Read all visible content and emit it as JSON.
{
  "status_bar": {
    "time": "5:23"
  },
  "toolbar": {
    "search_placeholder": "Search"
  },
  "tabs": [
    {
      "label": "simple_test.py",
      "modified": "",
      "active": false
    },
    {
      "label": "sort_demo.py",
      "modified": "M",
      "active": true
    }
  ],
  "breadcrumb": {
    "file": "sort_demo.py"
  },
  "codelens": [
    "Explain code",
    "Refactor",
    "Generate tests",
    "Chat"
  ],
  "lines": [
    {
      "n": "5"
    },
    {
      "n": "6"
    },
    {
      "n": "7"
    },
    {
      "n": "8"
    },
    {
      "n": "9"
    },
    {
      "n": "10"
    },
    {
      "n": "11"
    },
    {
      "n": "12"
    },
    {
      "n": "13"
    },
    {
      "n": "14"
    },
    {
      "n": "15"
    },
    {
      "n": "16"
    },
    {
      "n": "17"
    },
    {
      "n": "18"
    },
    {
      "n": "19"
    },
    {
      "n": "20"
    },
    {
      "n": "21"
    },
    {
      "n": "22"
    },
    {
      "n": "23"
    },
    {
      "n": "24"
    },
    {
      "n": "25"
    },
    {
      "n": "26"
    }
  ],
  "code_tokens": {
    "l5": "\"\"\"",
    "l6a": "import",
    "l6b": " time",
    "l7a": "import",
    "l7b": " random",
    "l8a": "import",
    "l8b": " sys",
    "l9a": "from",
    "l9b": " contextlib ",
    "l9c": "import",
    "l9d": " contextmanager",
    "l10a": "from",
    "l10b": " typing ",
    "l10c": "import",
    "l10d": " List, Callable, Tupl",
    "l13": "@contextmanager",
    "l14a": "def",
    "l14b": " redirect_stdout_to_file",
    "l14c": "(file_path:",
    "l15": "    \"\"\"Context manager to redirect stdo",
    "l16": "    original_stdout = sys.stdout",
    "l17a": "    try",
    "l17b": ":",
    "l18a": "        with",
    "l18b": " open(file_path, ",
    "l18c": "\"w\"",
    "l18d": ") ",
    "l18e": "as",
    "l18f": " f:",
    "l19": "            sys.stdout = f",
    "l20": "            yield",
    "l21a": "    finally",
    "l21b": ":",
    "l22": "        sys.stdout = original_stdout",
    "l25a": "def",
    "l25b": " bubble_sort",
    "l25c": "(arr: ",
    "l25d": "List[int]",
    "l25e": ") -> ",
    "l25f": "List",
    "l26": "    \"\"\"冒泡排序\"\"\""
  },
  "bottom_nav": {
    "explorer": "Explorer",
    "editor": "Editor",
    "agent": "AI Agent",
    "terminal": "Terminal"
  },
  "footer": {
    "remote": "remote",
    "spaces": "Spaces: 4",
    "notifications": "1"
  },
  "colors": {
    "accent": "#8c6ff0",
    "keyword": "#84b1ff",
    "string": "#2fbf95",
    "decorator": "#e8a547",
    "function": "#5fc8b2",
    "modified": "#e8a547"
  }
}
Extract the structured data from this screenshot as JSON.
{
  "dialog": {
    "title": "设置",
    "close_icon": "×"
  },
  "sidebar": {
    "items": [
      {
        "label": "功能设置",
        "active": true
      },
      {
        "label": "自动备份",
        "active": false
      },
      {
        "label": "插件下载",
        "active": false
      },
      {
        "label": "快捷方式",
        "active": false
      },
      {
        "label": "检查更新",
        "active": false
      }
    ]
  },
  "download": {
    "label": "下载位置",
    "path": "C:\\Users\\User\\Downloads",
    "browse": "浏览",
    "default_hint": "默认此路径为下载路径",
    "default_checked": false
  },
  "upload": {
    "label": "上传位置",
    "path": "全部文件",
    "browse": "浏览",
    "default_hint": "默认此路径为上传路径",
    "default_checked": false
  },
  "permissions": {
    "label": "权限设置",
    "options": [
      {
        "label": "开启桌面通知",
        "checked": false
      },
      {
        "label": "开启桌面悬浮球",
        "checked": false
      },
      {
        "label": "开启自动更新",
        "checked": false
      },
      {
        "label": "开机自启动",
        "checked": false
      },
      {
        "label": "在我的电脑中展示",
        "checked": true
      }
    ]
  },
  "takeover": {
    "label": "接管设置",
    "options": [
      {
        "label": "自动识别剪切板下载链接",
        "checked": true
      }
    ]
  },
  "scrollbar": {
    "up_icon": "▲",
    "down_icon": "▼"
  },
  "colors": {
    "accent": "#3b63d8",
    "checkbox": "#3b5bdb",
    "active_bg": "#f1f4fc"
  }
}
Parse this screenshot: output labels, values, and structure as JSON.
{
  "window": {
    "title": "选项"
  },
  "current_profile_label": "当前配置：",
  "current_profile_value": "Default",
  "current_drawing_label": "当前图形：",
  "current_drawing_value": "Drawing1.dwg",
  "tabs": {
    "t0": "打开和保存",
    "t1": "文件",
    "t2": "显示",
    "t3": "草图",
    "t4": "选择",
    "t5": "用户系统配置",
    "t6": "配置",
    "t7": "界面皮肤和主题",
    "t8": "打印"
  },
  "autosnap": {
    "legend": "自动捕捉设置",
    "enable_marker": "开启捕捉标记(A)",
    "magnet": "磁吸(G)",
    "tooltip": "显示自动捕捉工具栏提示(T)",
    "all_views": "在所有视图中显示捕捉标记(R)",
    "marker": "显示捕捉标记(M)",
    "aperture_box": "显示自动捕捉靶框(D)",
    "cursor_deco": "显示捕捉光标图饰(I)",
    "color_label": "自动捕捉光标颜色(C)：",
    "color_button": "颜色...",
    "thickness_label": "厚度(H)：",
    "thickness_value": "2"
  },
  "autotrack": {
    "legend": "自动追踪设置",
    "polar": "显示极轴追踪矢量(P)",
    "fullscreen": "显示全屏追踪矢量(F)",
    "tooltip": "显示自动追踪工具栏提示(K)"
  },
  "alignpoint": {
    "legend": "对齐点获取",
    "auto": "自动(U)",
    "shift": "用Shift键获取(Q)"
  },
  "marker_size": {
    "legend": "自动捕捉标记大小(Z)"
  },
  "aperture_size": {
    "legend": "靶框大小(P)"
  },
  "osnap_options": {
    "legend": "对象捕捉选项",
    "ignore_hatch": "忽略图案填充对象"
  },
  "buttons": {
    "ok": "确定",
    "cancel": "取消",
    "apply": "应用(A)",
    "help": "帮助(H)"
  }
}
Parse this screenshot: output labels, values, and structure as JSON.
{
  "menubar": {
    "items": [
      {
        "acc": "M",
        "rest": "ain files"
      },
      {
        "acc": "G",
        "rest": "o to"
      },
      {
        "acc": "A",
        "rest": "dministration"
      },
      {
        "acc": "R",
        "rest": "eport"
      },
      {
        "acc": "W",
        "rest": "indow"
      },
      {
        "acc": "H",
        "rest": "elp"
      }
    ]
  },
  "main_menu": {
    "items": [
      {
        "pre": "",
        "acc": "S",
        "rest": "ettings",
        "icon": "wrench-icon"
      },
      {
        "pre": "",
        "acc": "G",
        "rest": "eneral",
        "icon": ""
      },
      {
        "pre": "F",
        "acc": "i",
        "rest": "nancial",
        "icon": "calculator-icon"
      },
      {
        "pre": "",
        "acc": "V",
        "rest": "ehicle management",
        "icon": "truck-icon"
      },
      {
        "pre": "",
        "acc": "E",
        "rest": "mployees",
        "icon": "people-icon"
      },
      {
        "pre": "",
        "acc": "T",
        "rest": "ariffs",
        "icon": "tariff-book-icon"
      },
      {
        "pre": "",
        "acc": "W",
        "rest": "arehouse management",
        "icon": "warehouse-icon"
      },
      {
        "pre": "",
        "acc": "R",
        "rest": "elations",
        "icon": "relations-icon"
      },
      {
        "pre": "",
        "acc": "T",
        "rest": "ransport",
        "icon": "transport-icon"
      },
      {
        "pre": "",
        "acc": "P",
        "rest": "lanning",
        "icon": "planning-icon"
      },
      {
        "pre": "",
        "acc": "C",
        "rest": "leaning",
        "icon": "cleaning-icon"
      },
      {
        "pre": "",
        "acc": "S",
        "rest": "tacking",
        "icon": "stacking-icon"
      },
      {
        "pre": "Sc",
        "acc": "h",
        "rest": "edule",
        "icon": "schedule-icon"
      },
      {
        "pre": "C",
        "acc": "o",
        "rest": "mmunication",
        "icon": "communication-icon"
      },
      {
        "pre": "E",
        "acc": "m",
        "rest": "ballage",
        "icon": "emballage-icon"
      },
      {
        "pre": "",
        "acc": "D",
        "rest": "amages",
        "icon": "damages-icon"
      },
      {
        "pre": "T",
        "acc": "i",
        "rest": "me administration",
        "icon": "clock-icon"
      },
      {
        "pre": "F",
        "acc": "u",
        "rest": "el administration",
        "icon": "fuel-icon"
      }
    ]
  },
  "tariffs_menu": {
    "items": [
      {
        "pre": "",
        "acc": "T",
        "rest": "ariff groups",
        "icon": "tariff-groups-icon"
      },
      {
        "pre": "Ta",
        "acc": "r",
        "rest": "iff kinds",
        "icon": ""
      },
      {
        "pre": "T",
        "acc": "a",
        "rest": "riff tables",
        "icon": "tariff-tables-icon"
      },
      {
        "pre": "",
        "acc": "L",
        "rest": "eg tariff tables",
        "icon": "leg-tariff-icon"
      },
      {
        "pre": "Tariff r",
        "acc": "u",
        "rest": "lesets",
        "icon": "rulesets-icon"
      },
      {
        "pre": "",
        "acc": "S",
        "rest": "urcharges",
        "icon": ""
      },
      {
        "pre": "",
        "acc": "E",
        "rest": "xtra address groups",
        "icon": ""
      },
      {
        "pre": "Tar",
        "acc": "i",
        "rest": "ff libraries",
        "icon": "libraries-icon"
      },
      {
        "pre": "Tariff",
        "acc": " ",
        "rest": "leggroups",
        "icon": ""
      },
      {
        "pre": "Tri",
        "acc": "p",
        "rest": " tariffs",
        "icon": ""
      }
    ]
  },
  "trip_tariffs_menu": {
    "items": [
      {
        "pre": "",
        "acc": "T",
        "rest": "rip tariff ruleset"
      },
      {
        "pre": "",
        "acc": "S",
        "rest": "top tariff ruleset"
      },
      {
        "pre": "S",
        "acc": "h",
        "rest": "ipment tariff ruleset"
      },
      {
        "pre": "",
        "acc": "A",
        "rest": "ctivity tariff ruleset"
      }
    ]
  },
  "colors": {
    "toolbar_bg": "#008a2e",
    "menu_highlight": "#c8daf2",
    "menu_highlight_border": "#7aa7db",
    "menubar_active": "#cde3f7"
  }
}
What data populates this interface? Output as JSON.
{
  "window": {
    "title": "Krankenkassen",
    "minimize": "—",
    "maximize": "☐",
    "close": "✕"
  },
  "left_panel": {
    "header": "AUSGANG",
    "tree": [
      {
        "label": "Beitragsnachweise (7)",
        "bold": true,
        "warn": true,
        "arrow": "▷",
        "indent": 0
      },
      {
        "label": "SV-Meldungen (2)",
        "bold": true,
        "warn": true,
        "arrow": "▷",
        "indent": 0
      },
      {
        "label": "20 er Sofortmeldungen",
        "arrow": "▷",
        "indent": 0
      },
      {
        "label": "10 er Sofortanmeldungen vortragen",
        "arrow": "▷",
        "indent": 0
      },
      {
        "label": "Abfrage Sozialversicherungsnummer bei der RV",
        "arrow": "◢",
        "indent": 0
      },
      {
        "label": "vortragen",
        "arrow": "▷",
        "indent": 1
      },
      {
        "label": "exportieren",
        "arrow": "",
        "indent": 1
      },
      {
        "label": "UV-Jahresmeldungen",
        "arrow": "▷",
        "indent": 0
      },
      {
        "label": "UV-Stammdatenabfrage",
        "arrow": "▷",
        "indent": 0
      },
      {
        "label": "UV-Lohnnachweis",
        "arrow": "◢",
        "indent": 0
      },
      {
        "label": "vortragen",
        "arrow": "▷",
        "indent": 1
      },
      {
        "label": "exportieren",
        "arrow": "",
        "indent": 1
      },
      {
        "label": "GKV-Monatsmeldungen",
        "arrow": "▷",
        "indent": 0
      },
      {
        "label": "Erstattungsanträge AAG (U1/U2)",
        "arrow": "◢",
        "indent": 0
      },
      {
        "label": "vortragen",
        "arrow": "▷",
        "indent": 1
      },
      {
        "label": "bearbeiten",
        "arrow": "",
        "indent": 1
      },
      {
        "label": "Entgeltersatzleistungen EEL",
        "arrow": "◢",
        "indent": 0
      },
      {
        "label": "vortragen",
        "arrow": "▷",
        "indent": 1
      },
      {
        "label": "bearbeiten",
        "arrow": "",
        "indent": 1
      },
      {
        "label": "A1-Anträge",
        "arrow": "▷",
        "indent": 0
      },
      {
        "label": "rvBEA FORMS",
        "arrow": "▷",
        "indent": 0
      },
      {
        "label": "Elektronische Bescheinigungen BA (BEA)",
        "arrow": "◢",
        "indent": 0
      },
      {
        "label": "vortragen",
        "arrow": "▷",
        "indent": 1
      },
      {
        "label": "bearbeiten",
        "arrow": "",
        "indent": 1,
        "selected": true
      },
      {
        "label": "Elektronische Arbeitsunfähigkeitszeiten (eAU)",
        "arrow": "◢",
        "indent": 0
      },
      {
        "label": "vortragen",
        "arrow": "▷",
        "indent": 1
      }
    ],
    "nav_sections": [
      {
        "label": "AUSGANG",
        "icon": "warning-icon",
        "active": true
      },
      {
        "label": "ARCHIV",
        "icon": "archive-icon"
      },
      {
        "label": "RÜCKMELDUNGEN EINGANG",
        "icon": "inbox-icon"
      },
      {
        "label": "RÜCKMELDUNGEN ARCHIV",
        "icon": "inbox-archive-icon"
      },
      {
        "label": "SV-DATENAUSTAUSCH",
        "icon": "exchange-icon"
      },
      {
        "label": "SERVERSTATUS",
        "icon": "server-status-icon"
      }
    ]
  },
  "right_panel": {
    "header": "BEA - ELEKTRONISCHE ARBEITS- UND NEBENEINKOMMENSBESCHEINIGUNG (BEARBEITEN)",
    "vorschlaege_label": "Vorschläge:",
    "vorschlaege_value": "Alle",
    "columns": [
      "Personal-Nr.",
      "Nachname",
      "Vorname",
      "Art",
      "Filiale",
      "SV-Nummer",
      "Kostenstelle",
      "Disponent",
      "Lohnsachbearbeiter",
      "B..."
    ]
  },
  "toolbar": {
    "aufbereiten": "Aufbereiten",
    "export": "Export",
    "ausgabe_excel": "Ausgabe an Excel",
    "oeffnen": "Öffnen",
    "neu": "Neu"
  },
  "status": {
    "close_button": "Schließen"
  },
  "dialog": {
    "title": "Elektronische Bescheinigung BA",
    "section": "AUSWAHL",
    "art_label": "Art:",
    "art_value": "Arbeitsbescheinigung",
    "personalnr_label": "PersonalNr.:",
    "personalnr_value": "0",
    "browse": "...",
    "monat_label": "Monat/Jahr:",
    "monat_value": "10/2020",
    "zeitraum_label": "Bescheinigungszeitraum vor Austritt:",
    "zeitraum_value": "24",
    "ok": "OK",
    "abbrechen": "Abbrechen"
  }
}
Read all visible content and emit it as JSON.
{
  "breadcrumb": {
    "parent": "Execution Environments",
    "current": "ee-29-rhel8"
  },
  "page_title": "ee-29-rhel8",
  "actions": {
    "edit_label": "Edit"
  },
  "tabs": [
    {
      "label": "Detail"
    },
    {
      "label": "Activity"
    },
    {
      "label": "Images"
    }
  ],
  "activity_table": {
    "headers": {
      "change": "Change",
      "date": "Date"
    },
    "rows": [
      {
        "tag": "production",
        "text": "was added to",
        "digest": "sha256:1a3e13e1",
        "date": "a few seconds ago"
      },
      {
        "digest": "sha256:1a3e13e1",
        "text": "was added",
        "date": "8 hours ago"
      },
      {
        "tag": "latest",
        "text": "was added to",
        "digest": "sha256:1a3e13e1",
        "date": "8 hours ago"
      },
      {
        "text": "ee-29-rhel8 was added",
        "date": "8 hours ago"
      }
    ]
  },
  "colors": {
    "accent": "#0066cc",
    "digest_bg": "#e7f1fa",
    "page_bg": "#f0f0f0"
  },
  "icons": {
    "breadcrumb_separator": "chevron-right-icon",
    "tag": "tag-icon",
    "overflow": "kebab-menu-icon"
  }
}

**SET PROBLEM:** Take every line from the data that contains the word "tooltip".

**TASK ANSWER:**
    "tooltip": "显示自动捕捉工具栏提示(T)",
    "tooltip": "显示自动追踪工具栏提示(K)"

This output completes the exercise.